* **WHAT YOU HAVE TO DO**: Transcribe the records below exactly as they appear.

[Dataset entries]
--- START ---
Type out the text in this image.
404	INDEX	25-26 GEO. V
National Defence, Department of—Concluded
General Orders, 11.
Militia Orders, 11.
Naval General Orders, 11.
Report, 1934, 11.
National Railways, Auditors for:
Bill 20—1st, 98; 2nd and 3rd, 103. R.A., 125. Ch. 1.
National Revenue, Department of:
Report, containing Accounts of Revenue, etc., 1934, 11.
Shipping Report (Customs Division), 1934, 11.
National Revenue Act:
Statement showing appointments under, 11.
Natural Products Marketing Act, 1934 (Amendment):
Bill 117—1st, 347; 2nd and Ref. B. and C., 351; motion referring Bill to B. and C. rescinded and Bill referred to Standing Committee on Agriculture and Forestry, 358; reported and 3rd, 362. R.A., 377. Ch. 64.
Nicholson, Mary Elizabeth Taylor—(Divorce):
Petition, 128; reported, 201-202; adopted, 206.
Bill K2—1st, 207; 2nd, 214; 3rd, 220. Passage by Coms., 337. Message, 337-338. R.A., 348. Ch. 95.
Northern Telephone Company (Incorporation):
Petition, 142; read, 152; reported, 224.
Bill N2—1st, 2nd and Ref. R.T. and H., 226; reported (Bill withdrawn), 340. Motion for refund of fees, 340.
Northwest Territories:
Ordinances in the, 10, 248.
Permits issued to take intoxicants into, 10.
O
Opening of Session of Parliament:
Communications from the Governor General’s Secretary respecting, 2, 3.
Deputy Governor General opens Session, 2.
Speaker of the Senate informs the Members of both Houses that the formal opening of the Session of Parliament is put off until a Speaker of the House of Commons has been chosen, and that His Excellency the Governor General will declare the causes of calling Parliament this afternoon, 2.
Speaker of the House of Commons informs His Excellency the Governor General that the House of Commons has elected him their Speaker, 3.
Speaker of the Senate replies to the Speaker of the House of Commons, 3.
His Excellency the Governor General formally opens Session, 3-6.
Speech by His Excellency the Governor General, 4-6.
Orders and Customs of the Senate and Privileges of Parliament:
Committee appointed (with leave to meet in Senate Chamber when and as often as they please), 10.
--- END ---
* **PROBLEM SOLUTION**:
Type out the text in this image.
404	INDEX	25-26 GEO. V
National Defence, Department of—Concluded
General Orders, 11.
Militia Orders, 11.
Naval General Orders, 11.
Report, 1934, 11.
National Railways, Auditors for:
Bill 20—1st, 98; 2nd and 3rd, 103. R.A., 125. Ch. 1.
National Revenue, Department of:
Report, containing Accounts of Revenue, etc., 1934, 11.
Shipping Report (Customs Division), 1934, 11.
National Revenue Act:
Statement showing appointments under, 11.
Natural Products Marketing Act, 1934 (Amendment):
Bill 117—1st, 347; 2nd and Ref. B. and C., 351; motion referring Bill to B. and C. rescinded and Bill referred to Standing Committee on Agriculture and Forestry, 358; reported and 3rd, 362. R.A., 377. Ch. 64.
Nicholson, Mary Elizabeth Taylor—(Divorce):
Petition, 128; reported, 201-202; adopted, 206.
Bill K2—1st, 207; 2nd, 214; 3rd, 220. Passage by Coms., 337. Message, 337-338. R.A., 348. Ch. 95.
Northern Telephone Company (Incorporation):
Petition, 142; read, 152; reported, 224.
Bill N2—1st, 2nd and Ref. R.T. and H., 226; reported (Bill withdrawn), 340. Motion for refund of fees, 340.
Northwest Territories:
Ordinances in the, 10, 248.
Permits issued to take intoxicants into, 10.
O
Opening of Session of Parliament:
Communications from the Governor General’s Secretary respecting, 2, 3.
Deputy Governor General opens Session, 2.
Speaker of the Senate informs the Members of both Houses that the formal opening of the Session of Parliament is put off until a Speaker of the House of Commons has been chosen, and that His Excellency the Governor General will declare the causes of calling Parliament this afternoon, 2.
Speaker of the House of Commons informs His Excellency the Governor General that the House of Commons has elected him their Speaker, 3.
Speaker of the Senate replies to the Speaker of the House of Commons, 3.
His Excellency the Governor General formally opens Session, 3-6.
Speech by His Excellency the Governor General, 4-6.
Orders and Customs of the Senate and Privileges of Parliament:
Committee appointed (with leave to meet in Senate Chamber when and as often as they please), 10.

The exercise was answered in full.